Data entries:
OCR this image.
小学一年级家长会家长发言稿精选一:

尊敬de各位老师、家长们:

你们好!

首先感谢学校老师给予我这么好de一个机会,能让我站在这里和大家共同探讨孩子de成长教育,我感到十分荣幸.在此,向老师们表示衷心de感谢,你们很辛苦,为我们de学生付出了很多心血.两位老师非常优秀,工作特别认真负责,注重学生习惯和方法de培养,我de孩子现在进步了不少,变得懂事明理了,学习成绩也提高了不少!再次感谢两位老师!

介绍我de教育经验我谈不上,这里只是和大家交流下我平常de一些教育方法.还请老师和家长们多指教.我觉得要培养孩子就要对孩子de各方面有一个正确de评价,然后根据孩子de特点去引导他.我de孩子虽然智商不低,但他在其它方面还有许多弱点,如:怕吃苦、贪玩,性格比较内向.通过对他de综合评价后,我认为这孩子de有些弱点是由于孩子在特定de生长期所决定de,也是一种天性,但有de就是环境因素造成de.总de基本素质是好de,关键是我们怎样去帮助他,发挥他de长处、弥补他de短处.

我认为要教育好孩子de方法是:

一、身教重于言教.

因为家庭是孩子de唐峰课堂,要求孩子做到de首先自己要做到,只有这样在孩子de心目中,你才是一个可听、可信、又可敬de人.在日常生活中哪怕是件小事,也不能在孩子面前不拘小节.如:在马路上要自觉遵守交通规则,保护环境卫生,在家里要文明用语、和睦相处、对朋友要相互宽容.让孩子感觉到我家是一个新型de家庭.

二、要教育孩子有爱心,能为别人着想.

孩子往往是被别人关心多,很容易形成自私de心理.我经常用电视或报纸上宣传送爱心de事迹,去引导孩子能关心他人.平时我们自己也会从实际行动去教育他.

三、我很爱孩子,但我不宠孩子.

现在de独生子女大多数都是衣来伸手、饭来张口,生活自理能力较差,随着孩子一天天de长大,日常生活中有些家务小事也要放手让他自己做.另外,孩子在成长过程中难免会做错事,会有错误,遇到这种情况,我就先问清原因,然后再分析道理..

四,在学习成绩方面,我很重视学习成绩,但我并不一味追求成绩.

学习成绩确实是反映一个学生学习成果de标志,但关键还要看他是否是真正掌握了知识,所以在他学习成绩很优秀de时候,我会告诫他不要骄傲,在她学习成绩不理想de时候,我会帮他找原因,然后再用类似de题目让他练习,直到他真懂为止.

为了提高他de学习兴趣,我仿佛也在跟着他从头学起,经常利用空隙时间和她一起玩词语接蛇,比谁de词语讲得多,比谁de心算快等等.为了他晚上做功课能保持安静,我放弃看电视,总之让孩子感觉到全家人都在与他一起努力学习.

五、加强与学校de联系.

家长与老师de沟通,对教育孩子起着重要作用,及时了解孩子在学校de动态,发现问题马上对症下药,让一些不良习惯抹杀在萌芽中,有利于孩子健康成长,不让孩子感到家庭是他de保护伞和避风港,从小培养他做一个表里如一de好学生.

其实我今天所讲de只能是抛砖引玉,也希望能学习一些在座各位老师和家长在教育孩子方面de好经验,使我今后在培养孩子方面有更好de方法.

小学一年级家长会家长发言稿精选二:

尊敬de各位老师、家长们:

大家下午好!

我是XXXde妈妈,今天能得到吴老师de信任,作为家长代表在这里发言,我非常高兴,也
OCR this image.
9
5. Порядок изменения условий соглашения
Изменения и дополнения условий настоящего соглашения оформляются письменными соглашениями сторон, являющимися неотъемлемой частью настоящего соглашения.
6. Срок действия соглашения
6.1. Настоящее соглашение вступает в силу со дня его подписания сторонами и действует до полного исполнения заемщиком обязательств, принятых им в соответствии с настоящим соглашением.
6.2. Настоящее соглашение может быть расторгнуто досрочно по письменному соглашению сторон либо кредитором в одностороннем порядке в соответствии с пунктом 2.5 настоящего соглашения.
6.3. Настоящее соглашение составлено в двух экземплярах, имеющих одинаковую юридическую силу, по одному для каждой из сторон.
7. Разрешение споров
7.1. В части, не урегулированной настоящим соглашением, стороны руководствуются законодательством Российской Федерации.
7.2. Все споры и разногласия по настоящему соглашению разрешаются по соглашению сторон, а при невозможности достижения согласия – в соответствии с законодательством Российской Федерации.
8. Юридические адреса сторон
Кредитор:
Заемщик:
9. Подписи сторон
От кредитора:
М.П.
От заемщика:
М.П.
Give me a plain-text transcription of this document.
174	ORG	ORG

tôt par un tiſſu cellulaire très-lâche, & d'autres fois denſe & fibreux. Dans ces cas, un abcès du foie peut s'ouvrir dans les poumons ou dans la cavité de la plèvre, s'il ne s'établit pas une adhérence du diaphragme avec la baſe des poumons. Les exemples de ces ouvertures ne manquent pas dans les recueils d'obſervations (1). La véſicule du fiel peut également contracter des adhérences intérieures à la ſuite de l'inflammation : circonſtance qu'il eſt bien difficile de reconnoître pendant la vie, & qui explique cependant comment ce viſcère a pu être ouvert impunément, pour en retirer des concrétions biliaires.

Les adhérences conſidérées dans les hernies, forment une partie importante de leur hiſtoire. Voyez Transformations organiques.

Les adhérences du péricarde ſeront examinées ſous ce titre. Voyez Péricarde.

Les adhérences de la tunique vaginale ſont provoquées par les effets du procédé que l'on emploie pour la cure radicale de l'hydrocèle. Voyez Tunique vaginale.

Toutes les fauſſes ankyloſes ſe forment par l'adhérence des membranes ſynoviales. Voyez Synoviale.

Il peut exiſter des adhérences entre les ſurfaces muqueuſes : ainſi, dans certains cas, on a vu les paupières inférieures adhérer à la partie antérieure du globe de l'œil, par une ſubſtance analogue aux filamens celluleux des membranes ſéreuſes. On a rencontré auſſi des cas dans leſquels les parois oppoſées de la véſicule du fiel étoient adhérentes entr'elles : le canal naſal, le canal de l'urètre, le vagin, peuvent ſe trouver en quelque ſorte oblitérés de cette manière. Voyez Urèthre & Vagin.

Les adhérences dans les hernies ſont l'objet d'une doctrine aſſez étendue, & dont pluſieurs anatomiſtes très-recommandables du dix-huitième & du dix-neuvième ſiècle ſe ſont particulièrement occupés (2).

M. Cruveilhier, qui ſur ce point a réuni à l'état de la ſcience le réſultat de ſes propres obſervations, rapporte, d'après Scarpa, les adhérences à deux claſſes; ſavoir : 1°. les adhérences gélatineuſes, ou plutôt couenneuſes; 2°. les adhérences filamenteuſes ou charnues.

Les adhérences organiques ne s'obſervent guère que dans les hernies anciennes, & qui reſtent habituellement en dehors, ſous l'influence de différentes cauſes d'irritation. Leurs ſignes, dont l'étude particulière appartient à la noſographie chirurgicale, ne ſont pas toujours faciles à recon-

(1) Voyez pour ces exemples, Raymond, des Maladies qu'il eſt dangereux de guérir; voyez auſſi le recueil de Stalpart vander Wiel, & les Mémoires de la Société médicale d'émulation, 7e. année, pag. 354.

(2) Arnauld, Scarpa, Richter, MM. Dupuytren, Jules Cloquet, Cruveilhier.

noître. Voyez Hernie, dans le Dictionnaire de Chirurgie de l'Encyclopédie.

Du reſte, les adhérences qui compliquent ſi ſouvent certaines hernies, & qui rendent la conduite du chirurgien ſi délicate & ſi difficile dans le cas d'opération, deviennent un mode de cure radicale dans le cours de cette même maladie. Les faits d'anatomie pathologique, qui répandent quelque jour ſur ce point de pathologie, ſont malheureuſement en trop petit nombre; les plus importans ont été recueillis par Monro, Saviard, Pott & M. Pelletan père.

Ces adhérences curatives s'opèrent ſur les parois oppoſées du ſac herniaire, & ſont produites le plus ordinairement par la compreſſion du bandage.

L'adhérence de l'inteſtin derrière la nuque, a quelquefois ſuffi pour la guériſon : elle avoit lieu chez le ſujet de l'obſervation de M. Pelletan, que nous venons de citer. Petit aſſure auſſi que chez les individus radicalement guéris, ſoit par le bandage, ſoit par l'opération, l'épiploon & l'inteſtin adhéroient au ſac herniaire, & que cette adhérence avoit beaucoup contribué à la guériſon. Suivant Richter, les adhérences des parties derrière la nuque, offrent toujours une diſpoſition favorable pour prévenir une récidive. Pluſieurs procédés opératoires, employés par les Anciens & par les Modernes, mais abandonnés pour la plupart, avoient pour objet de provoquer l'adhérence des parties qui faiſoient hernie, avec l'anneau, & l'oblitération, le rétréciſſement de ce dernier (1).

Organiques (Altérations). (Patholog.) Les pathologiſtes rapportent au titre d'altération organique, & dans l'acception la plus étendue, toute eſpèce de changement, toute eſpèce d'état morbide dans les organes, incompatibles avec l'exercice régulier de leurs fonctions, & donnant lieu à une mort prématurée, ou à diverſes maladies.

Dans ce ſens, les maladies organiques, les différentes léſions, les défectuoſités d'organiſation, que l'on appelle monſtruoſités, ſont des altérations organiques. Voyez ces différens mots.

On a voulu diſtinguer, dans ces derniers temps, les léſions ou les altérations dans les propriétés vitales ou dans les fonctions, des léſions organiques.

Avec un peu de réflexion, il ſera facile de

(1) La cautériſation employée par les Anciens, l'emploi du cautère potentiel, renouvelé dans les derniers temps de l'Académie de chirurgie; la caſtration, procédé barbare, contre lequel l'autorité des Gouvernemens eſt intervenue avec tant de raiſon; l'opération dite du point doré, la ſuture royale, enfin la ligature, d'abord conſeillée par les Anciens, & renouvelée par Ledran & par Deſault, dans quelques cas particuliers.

Aim of the exercise:
Every line of the records that includes the word "membranes" should be gathered.

Task answer:
Toutes les fauſſes ankyloſes ſe forment par l'adhérence des membranes ſynoviales. Voyez Synoviale.
Il peut exiſter des adhérences entre les ſurfaces muqueuſes : ainſi, dans certains cas, on a vu les paupières inférieures adhérer à la partie antérieure du globe de l'œil, par une ſubſtance analogue aux filamens celluleux des membranes ſéreuſes. On a rencontré auſſi des cas dans leſquels les parois oppoſées de la véſicule du fiel étoient adhérentes entr'elles : le canal naſal, le canal de l'urètre, le vagin, peuvent ſe trouver en quelque ſorte oblitérés de cette manière. Voyez Urèthre & Vagin.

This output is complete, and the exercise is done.